Records provided:
++++

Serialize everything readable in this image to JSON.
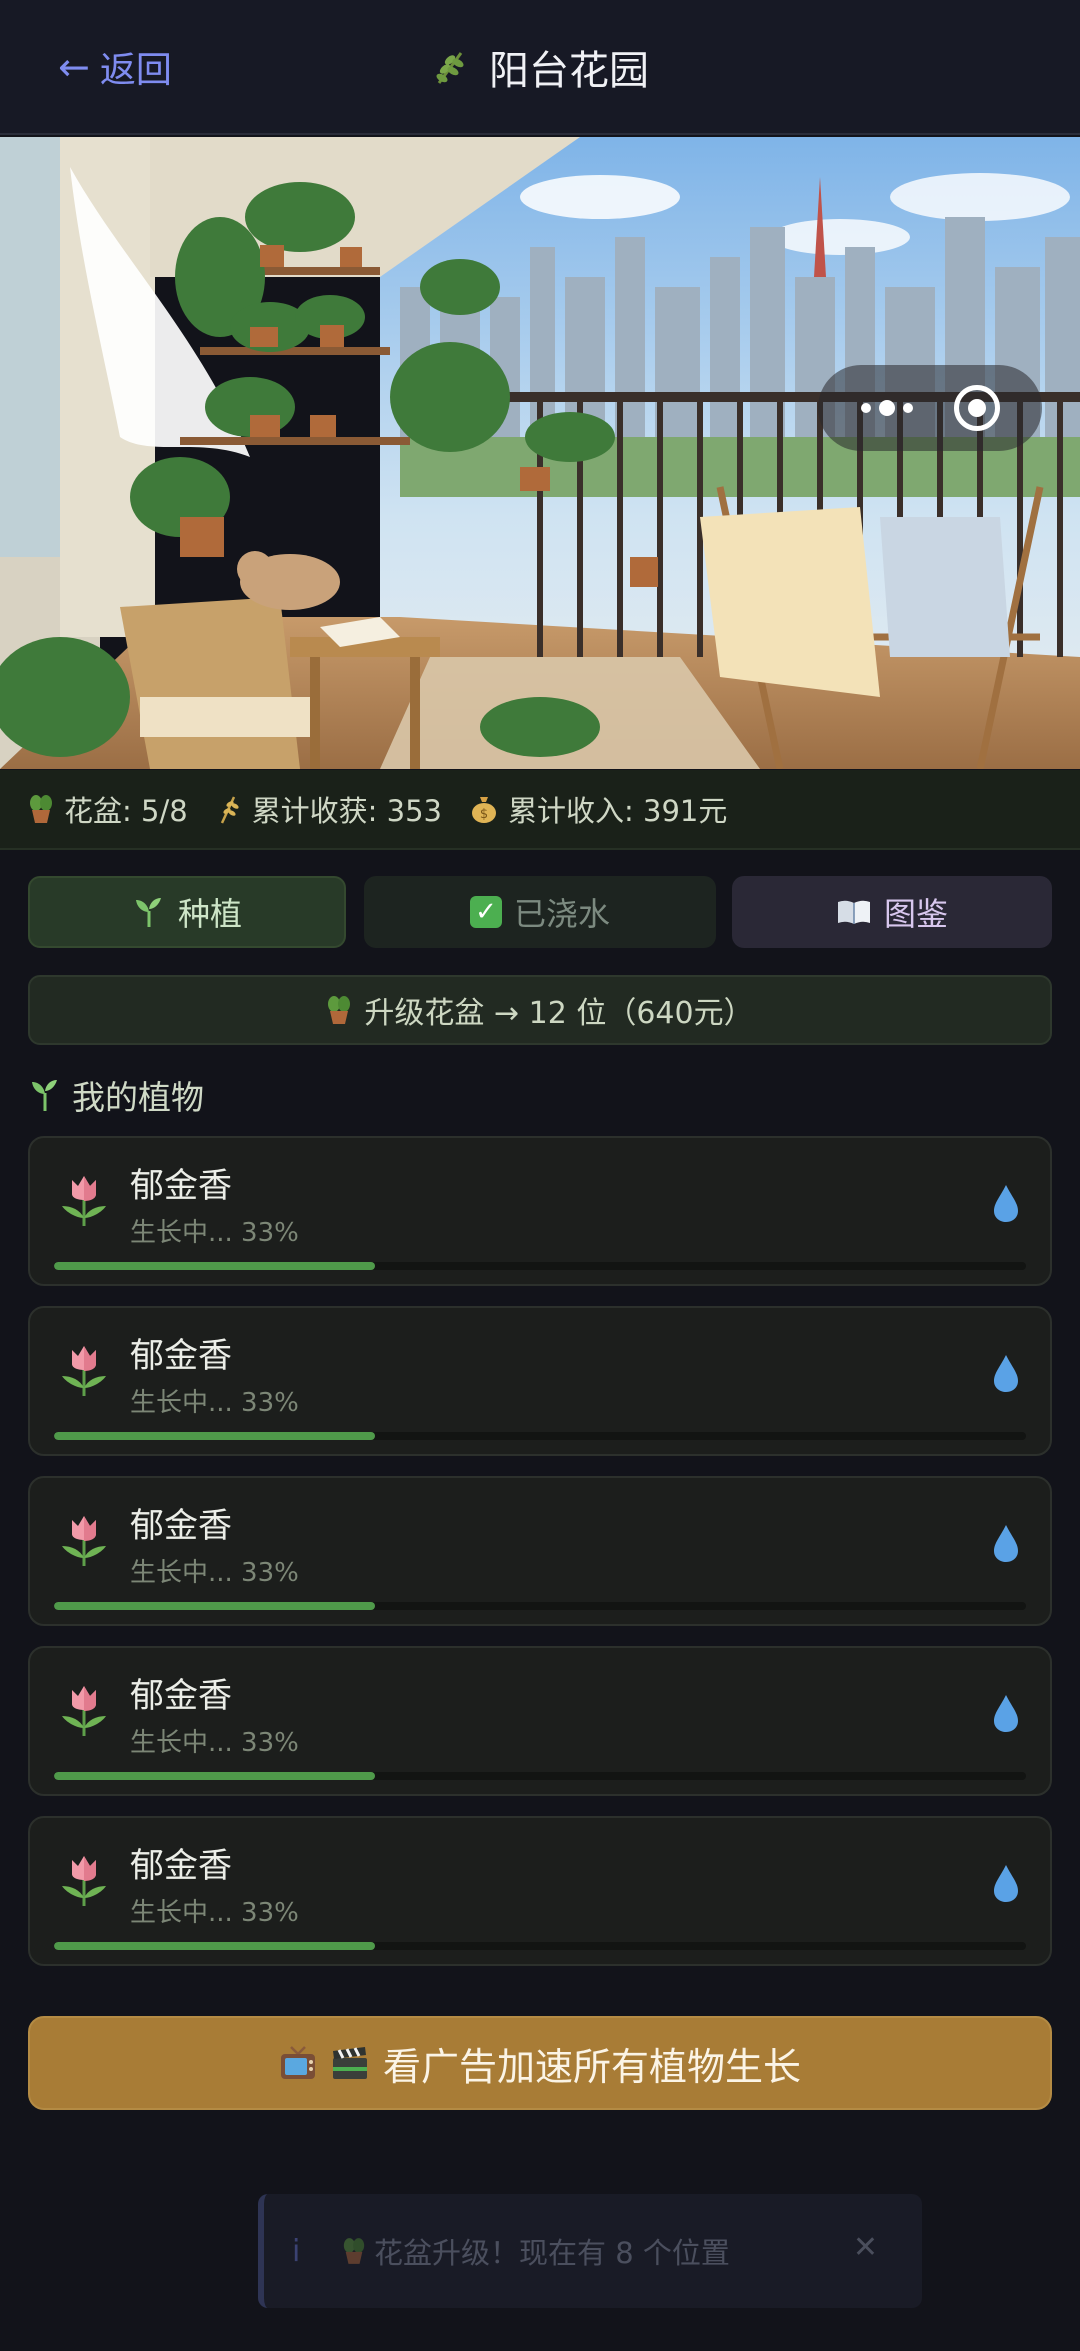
{
  "header": {
    "back_label": "返回",
    "back_arrow": "←",
    "title": "阳台花园",
    "title_icon": "herb-icon"
  },
  "hero": {
    "description_icon": "balcony-illustration",
    "capsule": {
      "menu_icon": "more-dots-icon",
      "close_icon": "target-close-icon"
    }
  },
  "stats": {
    "pots": "花盆: 5/8",
    "harvest": "累计收获: 353",
    "income": "累计收入: 391元"
  },
  "actions": {
    "plant_label": "种植",
    "water_label": "已浇水",
    "guide_label": "图鉴"
  },
  "upgrade": {
    "label": "升级花盆 → 12 位（640元）"
  },
  "section": {
    "title": "我的植物"
  },
  "plants": [
    {
      "name": "郁金香",
      "status": "生长中... 33%",
      "progress": 0.33
    },
    {
      "name": "郁金香",
      "status": "生长中... 33%",
      "progress": 0.33
    },
    {
      "name": "郁金香",
      "status": "生长中... 33%",
      "progress": 0.33
    },
    {
      "name": "郁金香",
      "status": "生长中... 33%",
      "progress": 0.33
    },
    {
      "name": "郁金香",
      "status": "生长中... 33%",
      "progress": 0.33
    }
  ],
  "ad": {
    "label": "看广告加速所有植物生长"
  },
  "toast": {
    "message": "花盆升级！现在有 8 个位置",
    "info_icon": "i",
    "close": "✕"
  },
  "colors": {
    "accent_blue": "#7f8cf0",
    "progress_green": "#4f9a4a",
    "ad_gold": "#a87c36",
    "background": "#12131a"
  }
}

++++

What is being asked: Transcribe the preceding listing in its entirety and with exact wording, leaving out pictures.

Reply to the task:
Serialize everything readable in this image to JSON.
{
  "header": {
    "back_label": "返回",
    "back_arrow": "←",
    "title": "阳台花园",
    "title_icon": "herb-icon"
  },
  "hero": {
    "description_icon": "balcony-illustration",
    "capsule": {
      "menu_icon": "more-dots-icon",
      "close_icon": "target-close-icon"
    }
  },
  "stats": {
    "pots": "花盆: 5/8",
    "harvest": "累计收获: 353",
    "income": "累计收入: 391元"
  },
  "actions": {
    "plant_label": "种植",
    "water_label": "已浇水",
    "guide_label": "图鉴"
  },
  "upgrade": {
    "label": "升级花盆 → 12 位（640元）"
  },
  "section": {
    "title": "我的植物"
  },
  "plants": [
    {
      "name": "郁金香",
      "status": "生长中... 33%",
      "progress": 0.33
    },
    {
      "name": "郁金香",
      "status": "生长中... 33%",
      "progress": 0.33
    },
    {
      "name": "郁金香",
      "status": "生长中... 33%",
      "progress": 0.33
    },
    {
      "name": "郁金香",
      "status": "生长中... 33%",
      "progress": 0.33
    },
    {
      "name": "郁金香",
      "status": "生长中... 33%",
      "progress": 0.33
    }
  ],
  "ad": {
    "label": "看广告加速所有植物生长"
  },
  "toast": {
    "message": "花盆升级！现在有 8 个位置",
    "info_icon": "i",
    "close": "✕"
  },
  "colors": {
    "accent_blue": "#7f8cf0",
    "progress_green": "#4f9a4a",
    "ad_gold": "#a87c36",
    "background": "#12131a"
  }
}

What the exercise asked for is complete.